- Task inputs -

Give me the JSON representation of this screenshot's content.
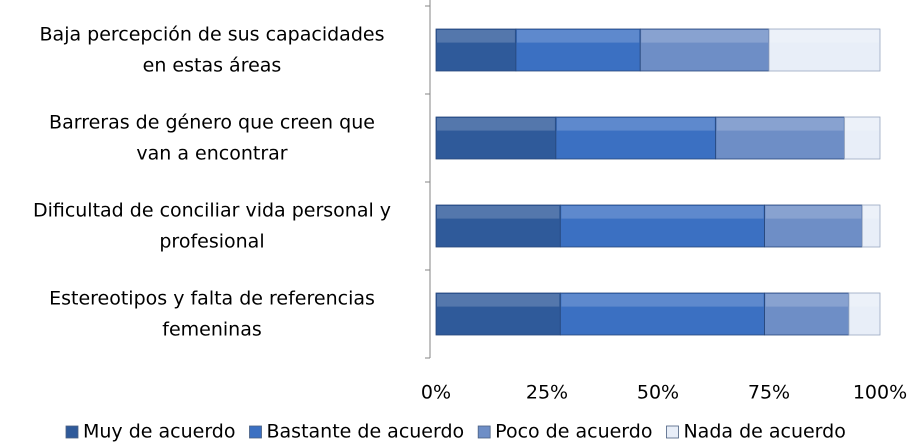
{
  "chart_data": {
    "type": "stacked-bar-horizontal",
    "categories": [
      "Baja percepción de sus capacidades\nen estas áreas",
      "Barreras de género que creen que\nvan a encontrar",
      "Dificultad de conciliar vida personal y\nprofesional",
      "Estereotipos y falta de referencias\nfemeninas"
    ],
    "series": [
      {
        "name": "Muy de acuerdo",
        "color": "#2f5a9a",
        "values": [
          18,
          27,
          28,
          28
        ]
      },
      {
        "name": "Bastante de acuerdo",
        "color": "#3b70c2",
        "values": [
          28,
          36,
          46,
          46
        ]
      },
      {
        "name": "Poco de acuerdo",
        "color": "#6e8ec6",
        "values": [
          29,
          29,
          22,
          19
        ]
      },
      {
        "name": "Nada de acuerdo",
        "color": "#e8eef8",
        "values": [
          25,
          8,
          4,
          7
        ]
      }
    ],
    "xlim": [
      0,
      100
    ],
    "xticks": [
      {
        "value": 0,
        "label": "0%"
      },
      {
        "value": 25,
        "label": "25%"
      },
      {
        "value": 50,
        "label": "50%"
      },
      {
        "value": 75,
        "label": "75%"
      },
      {
        "value": 100,
        "label": "100%"
      }
    ],
    "legend": "bottom"
  }
}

- Given problem -
Each record above should come back exactly the same, only without its pictures.

- Solved exercise -
Give me the JSON representation of this screenshot's content.
{
  "chart_data": {
    "type": "stacked-bar-horizontal",
    "categories": [
      "Baja percepción de sus capacidades\nen estas áreas",
      "Barreras de género que creen que\nvan a encontrar",
      "Dificultad de conciliar vida personal y\nprofesional",
      "Estereotipos y falta de referencias\nfemeninas"
    ],
    "series": [
      {
        "name": "Muy de acuerdo",
        "color": "#2f5a9a",
        "values": [
          18,
          27,
          28,
          28
        ]
      },
      {
        "name": "Bastante de acuerdo",
        "color": "#3b70c2",
        "values": [
          28,
          36,
          46,
          46
        ]
      },
      {
        "name": "Poco de acuerdo",
        "color": "#6e8ec6",
        "values": [
          29,
          29,
          22,
          19
        ]
      },
      {
        "name": "Nada de acuerdo",
        "color": "#e8eef8",
        "values": [
          25,
          8,
          4,
          7
        ]
      }
    ],
    "xlim": [
      0,
      100
    ],
    "xticks": [
      {
        "value": 0,
        "label": "0%"
      },
      {
        "value": 25,
        "label": "25%"
      },
      {
        "value": 50,
        "label": "50%"
      },
      {
        "value": 75,
        "label": "75%"
      },
      {
        "value": 100,
        "label": "100%"
      }
    ],
    "legend": "bottom"
  }
}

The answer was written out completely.